[Saved entries]
— begin —

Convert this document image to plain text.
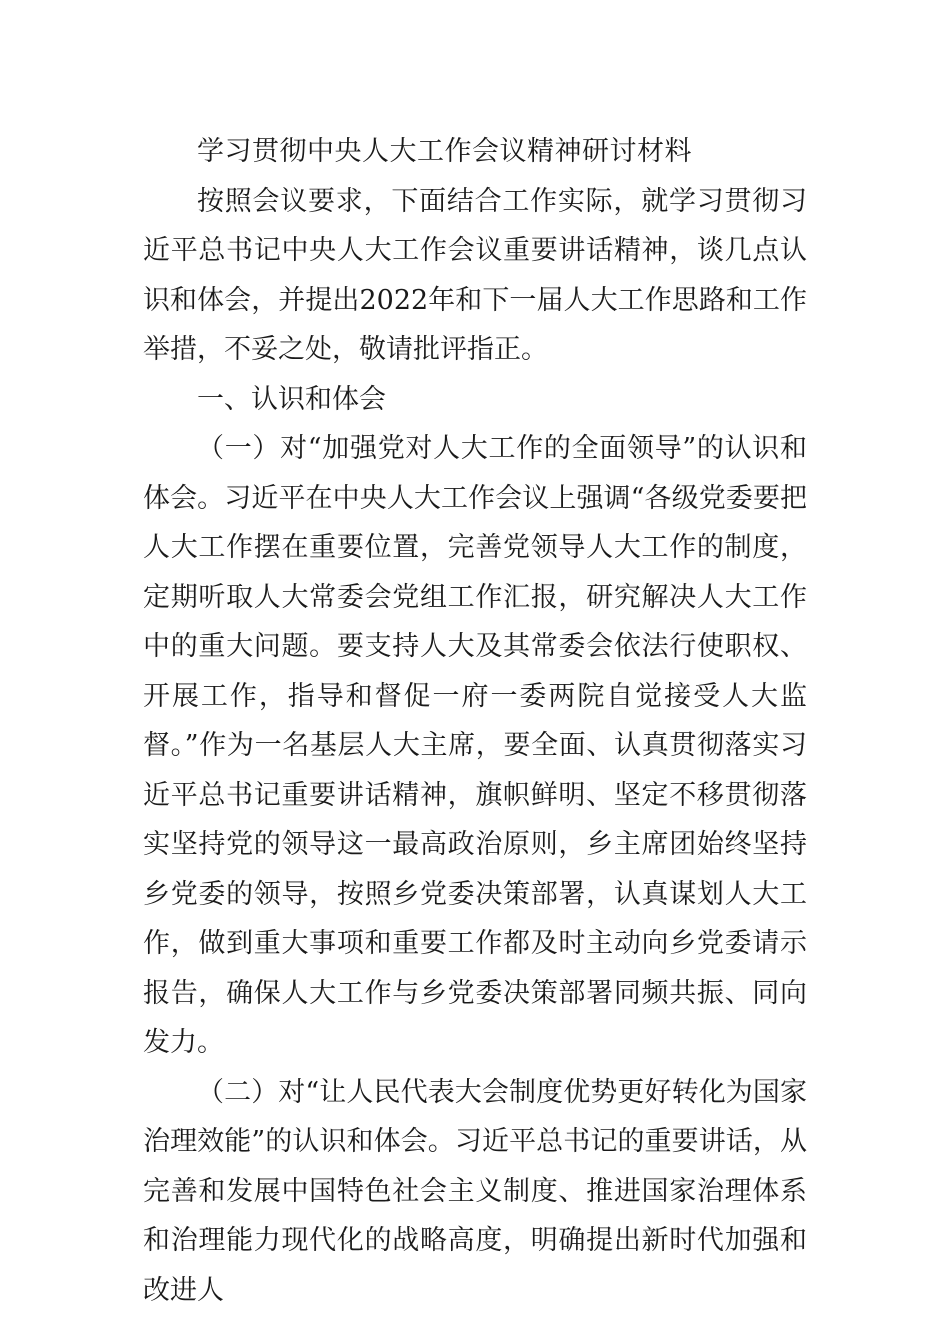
学习贯彻中央人大工作会议精神研讨材料

按照会议要求，下面结合工作实际，就学习贯彻习近平总书记中央人大工作会议重要讲话精神，谈几点认识和体会，并提出2022年和下一届人大工作思路和工作举措，不妥之处，敬请批评指正。

一、认识和体会

（一）对“加强党对人大工作的全面领导”的认识和体会。习近平在中央人大工作会议上强调“各级党委要把人大工作摆在重要位置，完善党领导人大工作的制度，定期听取人大常委会党组工作汇报，研究解决人大工作中的重大问题。要支持人大及其常委会依法行使职权、开展工作，指导和督促一府一委两院自觉接受人大监督。”作为一名基层人大主席，要全面、认真贯彻落实习近平总书记重要讲话精神，旗帜鲜明、坚定不移贯彻落实坚持党的领导这一最高政治原则，乡主席团始终坚持乡党委的领导，按照乡党委决策部署，认真谋划人大工作，做到重大事项和重要工作都及时主动向乡党委请示报告，确保人大工作与乡党委决策部署同频共振、同向发力。

（二）对“让人民代表大会制度优势更好转化为国家治理效能”的认识和体会。习近平总书记的重要讲话，从完善和发展中国特色社会主义制度、推进国家治理体系和治理能力现代化的战略高度，明确提出新时代加强和改进人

— end —

--- Given task ---
Go through the material and copy out every line with "的认识和体会" in it.

--- Finished answer ---
（一）对“加强党对人大工作的全面领导”的认识和体会。习近平在中央人大工作会议上强调“各级党委要把人大工作摆在重要位置，完善党领导人大工作的制度，定期听取人大常委会党组工作汇报，研究解决人大工作中的重大问题。要支持人大及其常委会依法行使职权、开展工作，指导和督促一府一委两院自觉接受人大监督。”作为一名基层人大主席，要全面、认真贯彻落实习近平总书记重要讲话精神，旗帜鲜明、坚定不移贯彻落实坚持党的领导这一最高政治原则，乡主席团始终坚持乡党委的领导，按照乡党委决策部署，认真谋划人大工作，做到重大事项和重要工作都及时主动向乡党委请示报告，确保人大工作与乡党委决策部署同频共振、同向发力。
（二）对“让人民代表大会制度优势更好转化为国家治理效能”的认识和体会。习近平总书记的重要讲话，从完善和发展中国特色社会主义制度、推进国家治理体系和治理能力现代化的战略高度，明确提出新时代加强和改进人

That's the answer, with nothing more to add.